### Required work
A copy is needed of each line in the records that has the word "estaban".

### The data
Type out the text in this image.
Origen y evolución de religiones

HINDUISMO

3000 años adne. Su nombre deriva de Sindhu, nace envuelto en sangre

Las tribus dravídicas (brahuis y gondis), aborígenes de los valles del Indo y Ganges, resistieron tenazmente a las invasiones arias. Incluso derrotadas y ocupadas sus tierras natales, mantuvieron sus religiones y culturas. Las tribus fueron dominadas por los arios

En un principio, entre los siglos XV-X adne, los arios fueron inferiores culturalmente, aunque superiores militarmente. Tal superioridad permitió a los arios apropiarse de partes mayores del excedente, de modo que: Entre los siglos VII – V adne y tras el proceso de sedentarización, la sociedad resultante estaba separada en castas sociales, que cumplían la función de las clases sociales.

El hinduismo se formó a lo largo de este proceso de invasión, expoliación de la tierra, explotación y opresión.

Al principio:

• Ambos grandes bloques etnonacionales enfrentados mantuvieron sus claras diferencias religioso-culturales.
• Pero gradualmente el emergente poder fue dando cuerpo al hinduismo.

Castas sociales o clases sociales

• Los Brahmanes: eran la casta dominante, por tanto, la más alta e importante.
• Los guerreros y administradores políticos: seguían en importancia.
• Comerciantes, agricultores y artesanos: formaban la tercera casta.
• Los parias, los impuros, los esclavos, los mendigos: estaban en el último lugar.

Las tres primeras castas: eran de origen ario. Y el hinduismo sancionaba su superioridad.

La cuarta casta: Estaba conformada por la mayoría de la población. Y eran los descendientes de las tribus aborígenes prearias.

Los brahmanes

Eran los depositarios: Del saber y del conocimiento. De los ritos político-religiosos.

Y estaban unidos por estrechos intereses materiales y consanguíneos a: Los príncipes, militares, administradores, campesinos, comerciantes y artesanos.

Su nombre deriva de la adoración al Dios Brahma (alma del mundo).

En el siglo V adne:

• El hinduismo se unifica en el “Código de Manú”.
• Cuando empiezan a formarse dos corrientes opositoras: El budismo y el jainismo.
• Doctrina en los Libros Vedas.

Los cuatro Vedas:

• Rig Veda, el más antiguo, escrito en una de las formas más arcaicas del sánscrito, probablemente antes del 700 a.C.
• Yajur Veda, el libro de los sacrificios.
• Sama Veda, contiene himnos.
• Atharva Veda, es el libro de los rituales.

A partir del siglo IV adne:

---

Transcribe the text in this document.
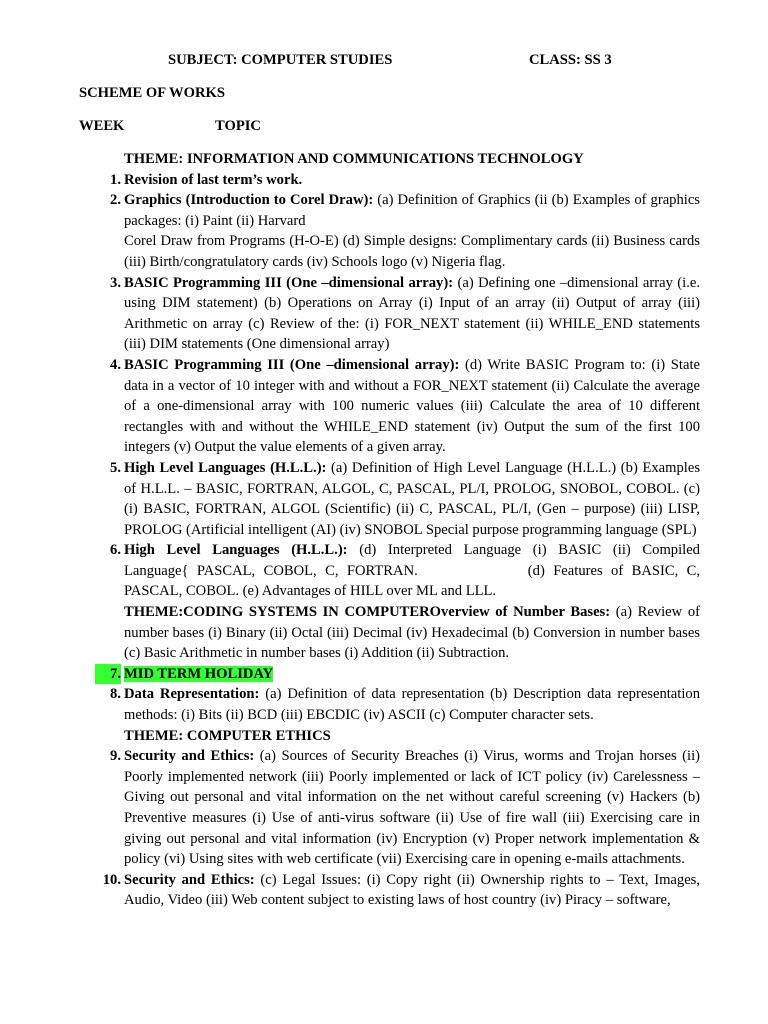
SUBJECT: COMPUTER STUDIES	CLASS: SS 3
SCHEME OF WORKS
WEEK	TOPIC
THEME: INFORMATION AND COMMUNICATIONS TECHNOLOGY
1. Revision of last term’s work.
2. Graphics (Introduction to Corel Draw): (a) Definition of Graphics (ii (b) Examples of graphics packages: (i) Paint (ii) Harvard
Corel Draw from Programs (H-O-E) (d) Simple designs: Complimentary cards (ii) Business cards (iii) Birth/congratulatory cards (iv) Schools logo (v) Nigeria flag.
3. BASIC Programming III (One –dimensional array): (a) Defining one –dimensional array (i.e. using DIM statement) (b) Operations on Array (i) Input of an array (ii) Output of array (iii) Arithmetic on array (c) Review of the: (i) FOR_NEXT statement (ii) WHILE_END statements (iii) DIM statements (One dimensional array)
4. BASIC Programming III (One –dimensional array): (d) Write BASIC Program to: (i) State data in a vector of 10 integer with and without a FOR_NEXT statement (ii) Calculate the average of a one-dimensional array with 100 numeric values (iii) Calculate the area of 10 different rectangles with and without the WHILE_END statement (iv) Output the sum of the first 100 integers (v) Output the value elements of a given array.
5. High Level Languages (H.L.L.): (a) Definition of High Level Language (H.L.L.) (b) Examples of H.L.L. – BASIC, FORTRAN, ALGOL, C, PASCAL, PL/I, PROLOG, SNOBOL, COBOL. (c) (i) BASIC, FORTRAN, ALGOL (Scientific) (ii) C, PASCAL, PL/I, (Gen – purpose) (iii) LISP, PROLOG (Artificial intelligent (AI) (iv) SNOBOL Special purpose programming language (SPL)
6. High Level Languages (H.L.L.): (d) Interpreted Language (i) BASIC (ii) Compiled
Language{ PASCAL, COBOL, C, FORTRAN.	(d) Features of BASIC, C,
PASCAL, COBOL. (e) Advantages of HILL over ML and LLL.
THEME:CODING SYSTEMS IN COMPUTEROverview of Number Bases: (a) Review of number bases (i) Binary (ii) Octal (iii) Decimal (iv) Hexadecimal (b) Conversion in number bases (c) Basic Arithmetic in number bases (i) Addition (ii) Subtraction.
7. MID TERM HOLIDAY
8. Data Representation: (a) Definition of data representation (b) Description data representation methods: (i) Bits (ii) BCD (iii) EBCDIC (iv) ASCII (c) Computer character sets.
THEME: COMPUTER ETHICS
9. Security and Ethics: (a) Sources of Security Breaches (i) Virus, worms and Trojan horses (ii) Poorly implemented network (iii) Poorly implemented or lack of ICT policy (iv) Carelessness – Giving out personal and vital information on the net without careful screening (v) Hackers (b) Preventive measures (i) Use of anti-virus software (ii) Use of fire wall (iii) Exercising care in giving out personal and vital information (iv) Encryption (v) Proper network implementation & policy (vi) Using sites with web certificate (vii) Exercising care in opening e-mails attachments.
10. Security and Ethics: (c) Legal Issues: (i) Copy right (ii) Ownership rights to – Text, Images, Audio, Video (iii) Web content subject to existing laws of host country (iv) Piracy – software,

### Task response
• Los parias, los impuros, los esclavos, los mendigos: estaban en el último lugar.
Y estaban unidos por estrechos intereses materiales y consanguíneos a: Los príncipes, militares, administradores, campesinos, comerciantes y artesanos.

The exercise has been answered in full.